*GIVEN INSTRUCTION*. Check each line of the listing for the string "Multimédias", then state how many lines have it. Only the number is wanted.

*SUPPLIED MATERIAL*.
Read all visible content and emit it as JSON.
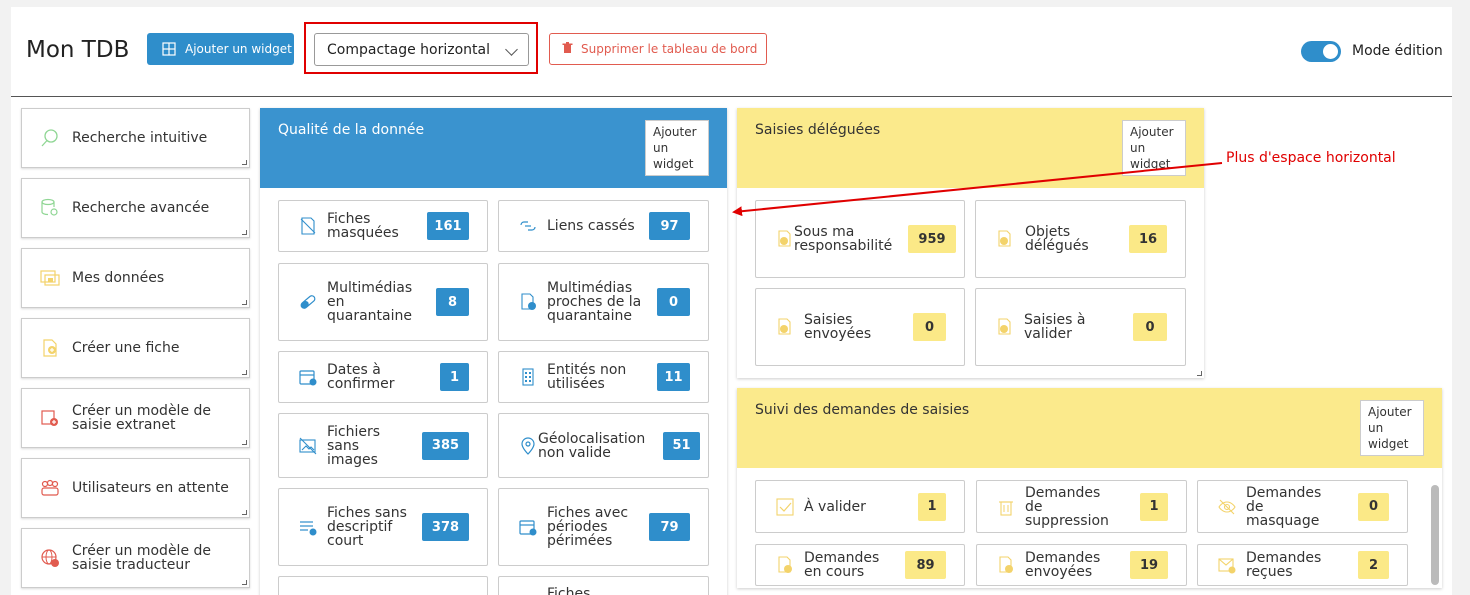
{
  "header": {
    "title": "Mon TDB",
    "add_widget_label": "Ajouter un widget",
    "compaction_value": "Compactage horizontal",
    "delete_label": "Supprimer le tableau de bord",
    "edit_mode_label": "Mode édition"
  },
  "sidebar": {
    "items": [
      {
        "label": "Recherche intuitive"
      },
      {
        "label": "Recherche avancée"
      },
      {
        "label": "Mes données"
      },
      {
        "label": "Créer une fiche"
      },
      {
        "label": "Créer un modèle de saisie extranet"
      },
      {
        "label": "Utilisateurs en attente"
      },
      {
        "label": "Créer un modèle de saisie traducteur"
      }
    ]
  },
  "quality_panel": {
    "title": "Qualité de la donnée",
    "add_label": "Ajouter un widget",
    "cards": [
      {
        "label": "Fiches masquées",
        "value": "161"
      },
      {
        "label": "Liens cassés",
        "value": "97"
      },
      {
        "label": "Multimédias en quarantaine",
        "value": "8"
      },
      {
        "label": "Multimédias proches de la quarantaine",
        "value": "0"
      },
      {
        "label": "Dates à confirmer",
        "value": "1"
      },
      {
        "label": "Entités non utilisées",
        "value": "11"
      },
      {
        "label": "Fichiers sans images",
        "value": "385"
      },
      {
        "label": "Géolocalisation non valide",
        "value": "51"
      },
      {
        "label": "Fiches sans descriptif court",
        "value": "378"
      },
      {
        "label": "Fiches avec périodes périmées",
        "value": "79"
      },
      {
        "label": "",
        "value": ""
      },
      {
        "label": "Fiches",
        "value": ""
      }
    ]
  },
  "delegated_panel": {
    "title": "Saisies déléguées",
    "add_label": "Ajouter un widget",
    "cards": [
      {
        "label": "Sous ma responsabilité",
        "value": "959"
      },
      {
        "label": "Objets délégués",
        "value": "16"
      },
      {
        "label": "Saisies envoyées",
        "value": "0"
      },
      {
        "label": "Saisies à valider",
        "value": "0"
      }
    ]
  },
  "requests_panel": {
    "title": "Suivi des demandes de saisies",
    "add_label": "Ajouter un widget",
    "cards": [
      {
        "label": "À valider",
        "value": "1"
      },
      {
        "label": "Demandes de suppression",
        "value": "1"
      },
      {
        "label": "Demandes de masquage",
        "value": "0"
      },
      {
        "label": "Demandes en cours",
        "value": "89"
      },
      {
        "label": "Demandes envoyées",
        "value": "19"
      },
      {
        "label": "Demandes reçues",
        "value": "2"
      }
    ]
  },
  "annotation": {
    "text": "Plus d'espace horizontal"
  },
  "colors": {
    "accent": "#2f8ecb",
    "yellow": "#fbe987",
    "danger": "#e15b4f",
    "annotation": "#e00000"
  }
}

*RESULT OF THE TASK*. 2